▸ WORK TO BE COMPLETED: Lines containing the word "type" should be extracted in full.

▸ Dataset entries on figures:

-- START --

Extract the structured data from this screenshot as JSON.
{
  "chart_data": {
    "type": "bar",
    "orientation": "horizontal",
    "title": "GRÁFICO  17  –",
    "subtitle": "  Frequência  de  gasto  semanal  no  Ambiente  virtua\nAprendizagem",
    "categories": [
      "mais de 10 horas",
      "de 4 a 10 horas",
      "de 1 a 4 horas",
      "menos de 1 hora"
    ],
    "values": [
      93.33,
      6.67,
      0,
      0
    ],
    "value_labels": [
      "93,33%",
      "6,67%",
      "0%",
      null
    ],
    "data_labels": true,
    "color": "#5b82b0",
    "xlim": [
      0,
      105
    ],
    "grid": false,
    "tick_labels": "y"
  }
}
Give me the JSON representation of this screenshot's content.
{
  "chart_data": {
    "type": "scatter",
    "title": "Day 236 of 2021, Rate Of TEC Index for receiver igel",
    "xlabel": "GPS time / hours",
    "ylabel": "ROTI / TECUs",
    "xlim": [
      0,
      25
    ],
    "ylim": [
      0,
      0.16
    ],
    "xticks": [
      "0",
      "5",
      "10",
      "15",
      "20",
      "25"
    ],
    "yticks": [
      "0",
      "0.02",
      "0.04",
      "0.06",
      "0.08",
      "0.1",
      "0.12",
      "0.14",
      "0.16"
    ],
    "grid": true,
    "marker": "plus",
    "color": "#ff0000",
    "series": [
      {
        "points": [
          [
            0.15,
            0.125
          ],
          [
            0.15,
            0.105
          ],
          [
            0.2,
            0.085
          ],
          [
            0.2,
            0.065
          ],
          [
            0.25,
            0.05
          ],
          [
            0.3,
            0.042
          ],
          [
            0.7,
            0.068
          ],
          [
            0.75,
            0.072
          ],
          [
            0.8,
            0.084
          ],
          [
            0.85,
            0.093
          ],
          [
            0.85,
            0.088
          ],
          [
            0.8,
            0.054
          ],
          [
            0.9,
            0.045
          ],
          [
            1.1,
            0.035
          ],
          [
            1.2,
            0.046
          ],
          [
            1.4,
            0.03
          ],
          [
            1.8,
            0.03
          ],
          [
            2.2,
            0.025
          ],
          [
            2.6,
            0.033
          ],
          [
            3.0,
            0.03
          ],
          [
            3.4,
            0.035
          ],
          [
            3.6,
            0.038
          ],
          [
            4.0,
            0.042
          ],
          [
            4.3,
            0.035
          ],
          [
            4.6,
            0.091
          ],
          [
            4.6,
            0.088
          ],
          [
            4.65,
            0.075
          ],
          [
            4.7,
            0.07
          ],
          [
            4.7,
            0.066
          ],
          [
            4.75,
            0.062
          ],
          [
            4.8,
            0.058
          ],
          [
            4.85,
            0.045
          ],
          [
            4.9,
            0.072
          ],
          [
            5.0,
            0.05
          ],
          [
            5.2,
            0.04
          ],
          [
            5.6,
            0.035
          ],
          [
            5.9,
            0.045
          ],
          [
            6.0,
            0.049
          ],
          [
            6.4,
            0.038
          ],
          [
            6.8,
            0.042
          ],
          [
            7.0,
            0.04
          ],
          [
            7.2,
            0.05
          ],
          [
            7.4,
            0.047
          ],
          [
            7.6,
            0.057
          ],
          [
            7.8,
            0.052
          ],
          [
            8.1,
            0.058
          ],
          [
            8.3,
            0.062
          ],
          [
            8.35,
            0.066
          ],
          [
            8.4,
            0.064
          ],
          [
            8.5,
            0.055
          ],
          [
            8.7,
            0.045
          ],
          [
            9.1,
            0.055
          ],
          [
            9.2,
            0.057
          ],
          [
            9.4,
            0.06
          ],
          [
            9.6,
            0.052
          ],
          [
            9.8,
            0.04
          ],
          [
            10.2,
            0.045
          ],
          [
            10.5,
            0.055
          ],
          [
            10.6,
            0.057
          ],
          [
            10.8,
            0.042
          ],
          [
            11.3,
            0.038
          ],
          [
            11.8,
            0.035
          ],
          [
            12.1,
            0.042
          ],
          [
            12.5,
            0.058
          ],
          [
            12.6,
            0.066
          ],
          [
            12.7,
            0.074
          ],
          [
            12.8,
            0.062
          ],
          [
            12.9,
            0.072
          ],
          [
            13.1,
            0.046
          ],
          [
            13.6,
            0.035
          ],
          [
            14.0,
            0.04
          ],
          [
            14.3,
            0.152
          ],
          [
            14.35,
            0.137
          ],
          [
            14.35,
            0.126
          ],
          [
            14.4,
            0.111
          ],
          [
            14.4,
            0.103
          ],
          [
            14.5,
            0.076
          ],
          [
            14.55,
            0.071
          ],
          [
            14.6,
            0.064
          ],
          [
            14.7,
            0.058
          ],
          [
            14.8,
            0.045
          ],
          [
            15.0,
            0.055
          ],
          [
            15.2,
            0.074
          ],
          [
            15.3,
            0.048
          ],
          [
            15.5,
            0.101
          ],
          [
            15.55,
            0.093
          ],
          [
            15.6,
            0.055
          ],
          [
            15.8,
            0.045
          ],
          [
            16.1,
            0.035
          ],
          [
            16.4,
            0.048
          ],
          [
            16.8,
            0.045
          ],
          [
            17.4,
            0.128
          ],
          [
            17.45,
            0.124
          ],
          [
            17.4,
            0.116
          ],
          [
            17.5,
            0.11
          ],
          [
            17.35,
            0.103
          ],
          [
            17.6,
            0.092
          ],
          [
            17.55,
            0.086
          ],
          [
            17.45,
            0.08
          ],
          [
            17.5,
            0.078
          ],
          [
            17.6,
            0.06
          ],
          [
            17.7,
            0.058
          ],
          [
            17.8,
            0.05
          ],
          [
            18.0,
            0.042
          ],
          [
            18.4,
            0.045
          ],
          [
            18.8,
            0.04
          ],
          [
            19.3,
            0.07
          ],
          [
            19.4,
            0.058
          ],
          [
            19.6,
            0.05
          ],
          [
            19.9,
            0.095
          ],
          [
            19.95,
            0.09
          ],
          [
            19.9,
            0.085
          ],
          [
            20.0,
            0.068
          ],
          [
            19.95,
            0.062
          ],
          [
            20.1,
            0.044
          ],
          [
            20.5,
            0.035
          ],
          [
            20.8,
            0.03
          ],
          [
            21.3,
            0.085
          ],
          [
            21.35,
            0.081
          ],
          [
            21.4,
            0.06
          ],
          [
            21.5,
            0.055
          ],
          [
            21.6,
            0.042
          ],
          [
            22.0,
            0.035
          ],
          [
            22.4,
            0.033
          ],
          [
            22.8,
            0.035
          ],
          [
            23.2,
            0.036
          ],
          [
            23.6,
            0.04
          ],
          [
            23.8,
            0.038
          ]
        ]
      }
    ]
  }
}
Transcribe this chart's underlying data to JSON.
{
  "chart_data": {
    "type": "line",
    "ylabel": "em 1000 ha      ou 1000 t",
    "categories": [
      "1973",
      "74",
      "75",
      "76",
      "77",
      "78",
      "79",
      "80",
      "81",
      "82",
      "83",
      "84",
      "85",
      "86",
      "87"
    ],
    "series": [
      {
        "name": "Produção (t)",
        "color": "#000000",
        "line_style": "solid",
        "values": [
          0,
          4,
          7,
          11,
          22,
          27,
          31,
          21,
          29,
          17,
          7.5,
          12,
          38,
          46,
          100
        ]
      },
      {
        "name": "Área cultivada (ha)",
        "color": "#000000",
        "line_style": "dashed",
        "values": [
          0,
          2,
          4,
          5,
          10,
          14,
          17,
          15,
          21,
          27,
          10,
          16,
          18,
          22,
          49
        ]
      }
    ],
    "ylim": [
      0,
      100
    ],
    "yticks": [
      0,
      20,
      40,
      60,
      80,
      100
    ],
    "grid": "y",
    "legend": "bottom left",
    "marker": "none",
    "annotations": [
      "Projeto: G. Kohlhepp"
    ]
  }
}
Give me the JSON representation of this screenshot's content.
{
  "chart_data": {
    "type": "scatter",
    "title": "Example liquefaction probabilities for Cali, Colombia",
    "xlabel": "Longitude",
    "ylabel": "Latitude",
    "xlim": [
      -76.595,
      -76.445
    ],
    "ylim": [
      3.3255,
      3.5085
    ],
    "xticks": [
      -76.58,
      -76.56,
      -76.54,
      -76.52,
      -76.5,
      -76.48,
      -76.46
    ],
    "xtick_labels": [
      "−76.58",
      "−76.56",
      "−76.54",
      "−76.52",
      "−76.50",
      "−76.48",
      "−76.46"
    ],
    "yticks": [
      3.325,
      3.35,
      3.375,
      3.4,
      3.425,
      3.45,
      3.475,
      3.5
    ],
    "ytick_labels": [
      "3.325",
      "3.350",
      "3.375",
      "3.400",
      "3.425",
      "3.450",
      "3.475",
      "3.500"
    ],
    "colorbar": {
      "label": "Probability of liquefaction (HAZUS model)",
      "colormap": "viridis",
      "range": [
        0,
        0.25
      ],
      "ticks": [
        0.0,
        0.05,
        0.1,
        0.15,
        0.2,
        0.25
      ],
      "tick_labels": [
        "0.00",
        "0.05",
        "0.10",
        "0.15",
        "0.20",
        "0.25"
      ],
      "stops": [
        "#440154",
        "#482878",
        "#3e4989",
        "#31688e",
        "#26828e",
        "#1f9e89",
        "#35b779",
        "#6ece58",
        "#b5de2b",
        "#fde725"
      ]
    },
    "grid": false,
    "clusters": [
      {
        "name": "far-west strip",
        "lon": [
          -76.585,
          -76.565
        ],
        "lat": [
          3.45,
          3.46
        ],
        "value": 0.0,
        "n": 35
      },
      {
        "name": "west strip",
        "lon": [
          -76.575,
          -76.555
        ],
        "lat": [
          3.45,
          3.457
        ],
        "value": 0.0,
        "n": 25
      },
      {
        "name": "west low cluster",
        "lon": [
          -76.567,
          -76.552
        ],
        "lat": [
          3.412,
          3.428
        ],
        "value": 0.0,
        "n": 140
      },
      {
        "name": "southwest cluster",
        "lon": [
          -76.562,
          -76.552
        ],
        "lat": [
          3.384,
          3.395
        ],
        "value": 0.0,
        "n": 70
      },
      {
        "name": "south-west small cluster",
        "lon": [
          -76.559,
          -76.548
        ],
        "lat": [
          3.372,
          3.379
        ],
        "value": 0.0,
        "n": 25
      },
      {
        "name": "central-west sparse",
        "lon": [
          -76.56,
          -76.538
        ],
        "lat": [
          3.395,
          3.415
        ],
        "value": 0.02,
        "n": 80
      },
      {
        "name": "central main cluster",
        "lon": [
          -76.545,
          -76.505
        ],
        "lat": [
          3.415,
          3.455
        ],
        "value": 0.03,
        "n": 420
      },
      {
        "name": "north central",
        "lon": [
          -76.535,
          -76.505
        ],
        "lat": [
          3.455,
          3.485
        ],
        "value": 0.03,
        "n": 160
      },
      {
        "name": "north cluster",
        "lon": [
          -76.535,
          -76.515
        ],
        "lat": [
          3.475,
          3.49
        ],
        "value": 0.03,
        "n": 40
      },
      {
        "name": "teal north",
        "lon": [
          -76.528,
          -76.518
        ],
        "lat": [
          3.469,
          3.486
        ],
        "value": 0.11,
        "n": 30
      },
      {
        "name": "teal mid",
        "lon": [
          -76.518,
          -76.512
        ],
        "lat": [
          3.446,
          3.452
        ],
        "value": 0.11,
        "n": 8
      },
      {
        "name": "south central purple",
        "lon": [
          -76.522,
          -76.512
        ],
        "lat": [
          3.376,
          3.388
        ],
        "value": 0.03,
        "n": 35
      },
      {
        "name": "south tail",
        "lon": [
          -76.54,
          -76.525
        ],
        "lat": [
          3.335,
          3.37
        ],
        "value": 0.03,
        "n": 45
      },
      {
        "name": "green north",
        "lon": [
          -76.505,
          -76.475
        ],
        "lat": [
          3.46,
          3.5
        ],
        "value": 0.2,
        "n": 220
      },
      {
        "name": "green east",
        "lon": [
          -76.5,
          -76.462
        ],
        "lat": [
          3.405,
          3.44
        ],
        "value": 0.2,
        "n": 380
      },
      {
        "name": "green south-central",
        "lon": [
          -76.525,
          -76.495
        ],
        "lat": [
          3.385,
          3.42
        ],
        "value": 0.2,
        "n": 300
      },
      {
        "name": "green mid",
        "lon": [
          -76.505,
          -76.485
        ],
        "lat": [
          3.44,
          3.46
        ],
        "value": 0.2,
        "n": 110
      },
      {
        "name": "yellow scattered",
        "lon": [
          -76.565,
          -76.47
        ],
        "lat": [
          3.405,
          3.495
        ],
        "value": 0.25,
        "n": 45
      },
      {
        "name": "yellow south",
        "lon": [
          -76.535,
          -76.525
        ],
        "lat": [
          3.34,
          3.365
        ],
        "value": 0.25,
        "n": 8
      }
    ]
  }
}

-- END --

▸ RESPONSE TO THE EXERCISE:
    "type": "bar",
    "type": "scatter",
    "type": "line",
    "type": "scatter",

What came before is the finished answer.